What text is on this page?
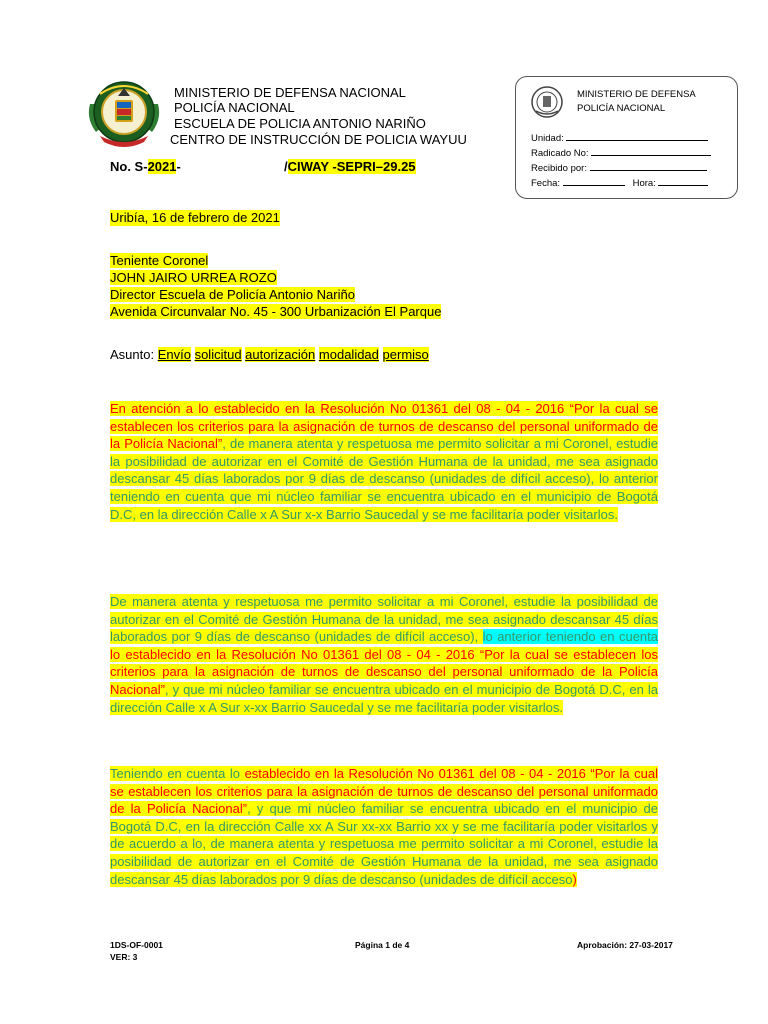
MINISTERIO DE DEFENSA NACIONAL
POLICÍA NACIONAL
ESCUELA DE POLICIA ANTONIO NARIÑO
CENTRO DE INSTRUCCIÓN DE POLICIA WAYUU
No. S-2021-	/CIWAY -SEPRI–29.25
MINISTERIO DE DEFENSA
POLICÍA NACIONAL
Unidad:
Radicado No:
Recibido por:
Fecha:	Hora:
Uribía, 16 de febrero de 2021
Teniente Coronel
JOHN JAIRO URREA ROZO
Director Escuela de Policía Antonio Nariño
Avenida Circunvalar No. 45 - 300 Urbanización El Parque
Asunto: Envío solicitud autorización modalidad permiso
En atención a lo establecido en la Resolución No 01361 del 08 - 04 - 2016 “Por la cual se establecen los criterios para la asignación de turnos de descanso del personal uniformado de la Policía Nacional”, de manera atenta y respetuosa me permito solicitar a mi Coronel, estudie la posibilidad de autorizar en el Comité de Gestión Humana de la unidad, me sea asignado descansar 45 días laborados por 9 días de descanso (unidades de difícil acceso), lo anterior teniendo en cuenta que mi núcleo familiar se encuentra ubicado en el municipio de Bogotá D.C, en la dirección Calle x A Sur x-x Barrio Saucedal y se me facilitaría poder visitarlos.
De manera atenta y respetuosa me permito solicitar a mi Coronel, estudie la posibilidad de autorizar en el Comité de Gestión Humana de la unidad, me sea asignado descansar 45 días laborados por 9 días de descanso (unidades de difícil acceso), lo anterior teniendo en cuenta lo establecido en la Resolución No 01361 del 08 - 04 - 2016 “Por la cual se establecen los criterios para la asignación de turnos de descanso del personal uniformado de la Policía Nacional”, y que mi núcleo familiar se encuentra ubicado en el municipio de Bogotá D.C, en la dirección Calle x A Sur x-xx Barrio Saucedal y se me facilitaría poder visitarlos.
Teniendo en cuenta lo establecido en la Resolución No 01361 del 08 - 04 - 2016 “Por la cual se establecen los criterios para la asignación de turnos de descanso del personal uniformado de la Policía Nacional”, y que mi núcleo familiar se encuentra ubicado en el municipio de Bogotá D.C, en la dirección Calle xx A Sur xx-xx Barrio xx y se me facilitaría poder visitarlos y de acuerdo a lo, de manera atenta y respetuosa me permito solicitar a mi Coronel, estudie la posibilidad de autorizar en el Comité de Gestión Humana de la unidad, me sea asignado descansar 45 días laborados por 9 días de descanso (unidades de difícil acceso)
1DS-OF-0001
VER: 3
Página 1 de 4	Aprobación: 27-03-2017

══════════════════════════════

EXERCISE AIM
Tally the lines in the listing that hold "Saucedal" and report the number alone.

RESULT OF THE TASK
2